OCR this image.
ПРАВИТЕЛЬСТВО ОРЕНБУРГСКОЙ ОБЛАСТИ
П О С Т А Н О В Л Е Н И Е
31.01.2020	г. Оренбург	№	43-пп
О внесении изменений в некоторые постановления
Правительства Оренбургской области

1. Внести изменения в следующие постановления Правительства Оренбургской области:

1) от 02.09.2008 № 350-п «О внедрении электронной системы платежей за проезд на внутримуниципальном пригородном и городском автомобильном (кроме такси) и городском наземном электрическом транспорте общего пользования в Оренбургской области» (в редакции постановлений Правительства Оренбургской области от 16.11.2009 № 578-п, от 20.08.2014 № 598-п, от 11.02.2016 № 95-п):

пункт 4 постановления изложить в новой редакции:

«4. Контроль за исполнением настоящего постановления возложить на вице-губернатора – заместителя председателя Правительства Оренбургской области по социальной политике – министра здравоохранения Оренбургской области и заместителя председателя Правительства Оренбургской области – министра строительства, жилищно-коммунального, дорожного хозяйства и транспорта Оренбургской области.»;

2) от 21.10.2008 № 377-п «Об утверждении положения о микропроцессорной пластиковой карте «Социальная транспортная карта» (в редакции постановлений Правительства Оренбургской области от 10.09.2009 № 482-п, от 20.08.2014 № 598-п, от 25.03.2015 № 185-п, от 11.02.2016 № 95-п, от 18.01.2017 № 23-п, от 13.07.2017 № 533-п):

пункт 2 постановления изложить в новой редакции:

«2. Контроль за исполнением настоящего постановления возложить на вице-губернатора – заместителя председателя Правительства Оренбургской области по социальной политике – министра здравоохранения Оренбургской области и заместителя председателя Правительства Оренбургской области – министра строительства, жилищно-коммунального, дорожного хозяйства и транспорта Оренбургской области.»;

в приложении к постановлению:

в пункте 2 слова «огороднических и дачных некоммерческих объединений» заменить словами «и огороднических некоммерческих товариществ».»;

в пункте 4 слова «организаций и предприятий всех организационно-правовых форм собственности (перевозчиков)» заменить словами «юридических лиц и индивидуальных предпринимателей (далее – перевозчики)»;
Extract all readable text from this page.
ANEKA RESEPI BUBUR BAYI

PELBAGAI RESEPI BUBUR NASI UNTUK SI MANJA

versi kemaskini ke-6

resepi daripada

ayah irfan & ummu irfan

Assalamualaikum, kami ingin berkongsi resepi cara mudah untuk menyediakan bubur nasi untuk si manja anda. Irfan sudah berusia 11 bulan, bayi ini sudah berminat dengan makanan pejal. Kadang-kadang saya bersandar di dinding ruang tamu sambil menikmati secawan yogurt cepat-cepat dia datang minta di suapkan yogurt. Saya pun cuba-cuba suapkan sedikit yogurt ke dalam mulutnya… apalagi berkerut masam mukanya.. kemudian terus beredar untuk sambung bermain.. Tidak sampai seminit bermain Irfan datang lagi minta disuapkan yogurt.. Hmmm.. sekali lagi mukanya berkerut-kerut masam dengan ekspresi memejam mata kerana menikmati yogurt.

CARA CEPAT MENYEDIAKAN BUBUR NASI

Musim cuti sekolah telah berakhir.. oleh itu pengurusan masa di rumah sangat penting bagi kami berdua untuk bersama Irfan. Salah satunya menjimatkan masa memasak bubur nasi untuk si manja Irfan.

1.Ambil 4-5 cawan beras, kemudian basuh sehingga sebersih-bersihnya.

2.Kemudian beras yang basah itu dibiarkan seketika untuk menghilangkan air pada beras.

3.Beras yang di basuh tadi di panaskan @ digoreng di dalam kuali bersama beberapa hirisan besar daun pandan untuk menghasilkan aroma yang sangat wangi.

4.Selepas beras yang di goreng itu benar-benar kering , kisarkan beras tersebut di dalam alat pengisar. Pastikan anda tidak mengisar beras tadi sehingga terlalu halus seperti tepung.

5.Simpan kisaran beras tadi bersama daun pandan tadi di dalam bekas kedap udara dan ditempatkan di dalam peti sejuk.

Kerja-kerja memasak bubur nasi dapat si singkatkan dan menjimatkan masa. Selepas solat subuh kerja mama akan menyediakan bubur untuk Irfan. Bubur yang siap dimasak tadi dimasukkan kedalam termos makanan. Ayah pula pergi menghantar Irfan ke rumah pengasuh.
--- --- ---
Go through the listing above and restate it word for word.

OCR this image.
ПРАВИТЕЛЬСТВО ОРЕНБУРГСКОЙ ОБЛАСТИ
П О С Т А Н О В Л Е Н И Е
31.01.2020	г. Оренбург	№	43-пп
О внесении изменений в некоторые постановления
Правительства Оренбургской области

1. Внести изменения в следующие постановления Правительства Оренбургской области:

1) от 02.09.2008 № 350-п «О внедрении электронной системы платежей за проезд на внутримуниципальном пригородном и городском автомобильном (кроме такси) и городском наземном электрическом транспорте общего пользования в Оренбургской области» (в редакции постановлений Правительства Оренбургской области от 16.11.2009 № 578-п, от 20.08.2014 № 598-п, от 11.02.2016 № 95-п):

пункт 4 постановления изложить в новой редакции:

«4. Контроль за исполнением настоящего постановления возложить на вице-губернатора – заместителя председателя Правительства Оренбургской области по социальной политике – министра здравоохранения Оренбургской области и заместителя председателя Правительства Оренбургской области – министра строительства, жилищно-коммунального, дорожного хозяйства и транспорта Оренбургской области.»;

2) от 21.10.2008 № 377-п «Об утверждении положения о микропроцессорной пластиковой карте «Социальная транспортная карта» (в редакции постановлений Правительства Оренбургской области от 10.09.2009 № 482-п, от 20.08.2014 № 598-п, от 25.03.2015 № 185-п, от 11.02.2016 № 95-п, от 18.01.2017 № 23-п, от 13.07.2017 № 533-п):

пункт 2 постановления изложить в новой редакции:

«2. Контроль за исполнением настоящего постановления возложить на вице-губернатора – заместителя председателя Правительства Оренбургской области по социальной политике – министра здравоохранения Оренбургской области и заместителя председателя Правительства Оренбургской области – министра строительства, жилищно-коммунального, дорожного хозяйства и транспорта Оренбургской области.»;

в приложении к постановлению:

в пункте 2 слова «огороднических и дачных некоммерческих объединений» заменить словами «и огороднических некоммерческих товариществ».»;

в пункте 4 слова «организаций и предприятий всех организационно-правовых форм собственности (перевозчиков)» заменить словами «юридических лиц и индивидуальных предпринимателей (далее – перевозчики)»;
Extract all readable text from this page.
ANEKA RESEPI BUBUR BAYI

PELBAGAI RESEPI BUBUR NASI UNTUK SI MANJA

versi kemaskini ke-6

resepi daripada

ayah irfan & ummu irfan

Assalamualaikum, kami ingin berkongsi resepi cara mudah untuk menyediakan bubur nasi untuk si manja anda. Irfan sudah berusia 11 bulan, bayi ini sudah berminat dengan makanan pejal. Kadang-kadang saya bersandar di dinding ruang tamu sambil menikmati secawan yogurt cepat-cepat dia datang minta di suapkan yogurt. Saya pun cuba-cuba suapkan sedikit yogurt ke dalam mulutnya… apalagi berkerut masam mukanya.. kemudian terus beredar untuk sambung bermain.. Tidak sampai seminit bermain Irfan datang lagi minta disuapkan yogurt.. Hmmm.. sekali lagi mukanya berkerut-kerut masam dengan ekspresi memejam mata kerana menikmati yogurt.

CARA CEPAT MENYEDIAKAN BUBUR NASI

Musim cuti sekolah telah berakhir.. oleh itu pengurusan masa di rumah sangat penting bagi kami berdua untuk bersama Irfan. Salah satunya menjimatkan masa memasak bubur nasi untuk si manja Irfan.

1.Ambil 4-5 cawan beras, kemudian basuh sehingga sebersih-bersihnya.

2.Kemudian beras yang basah itu dibiarkan seketika untuk menghilangkan air pada beras.

3.Beras yang di basuh tadi di panaskan @ digoreng di dalam kuali bersama beberapa hirisan besar daun pandan untuk menghasilkan aroma yang sangat wangi.

4.Selepas beras yang di goreng itu benar-benar kering , kisarkan beras tersebut di dalam alat pengisar. Pastikan anda tidak mengisar beras tadi sehingga terlalu halus seperti tepung.

5.Simpan kisaran beras tadi bersama daun pandan tadi di dalam bekas kedap udara dan ditempatkan di dalam peti sejuk.

Kerja-kerja memasak bubur nasi dapat si singkatkan dan menjimatkan masa. Selepas solat subuh kerja mama akan menyediakan bubur untuk Irfan. Bubur yang siap dimasak tadi dimasukkan kedalam termos makanan. Ayah pula pergi menghantar Irfan ke rumah pengasuh.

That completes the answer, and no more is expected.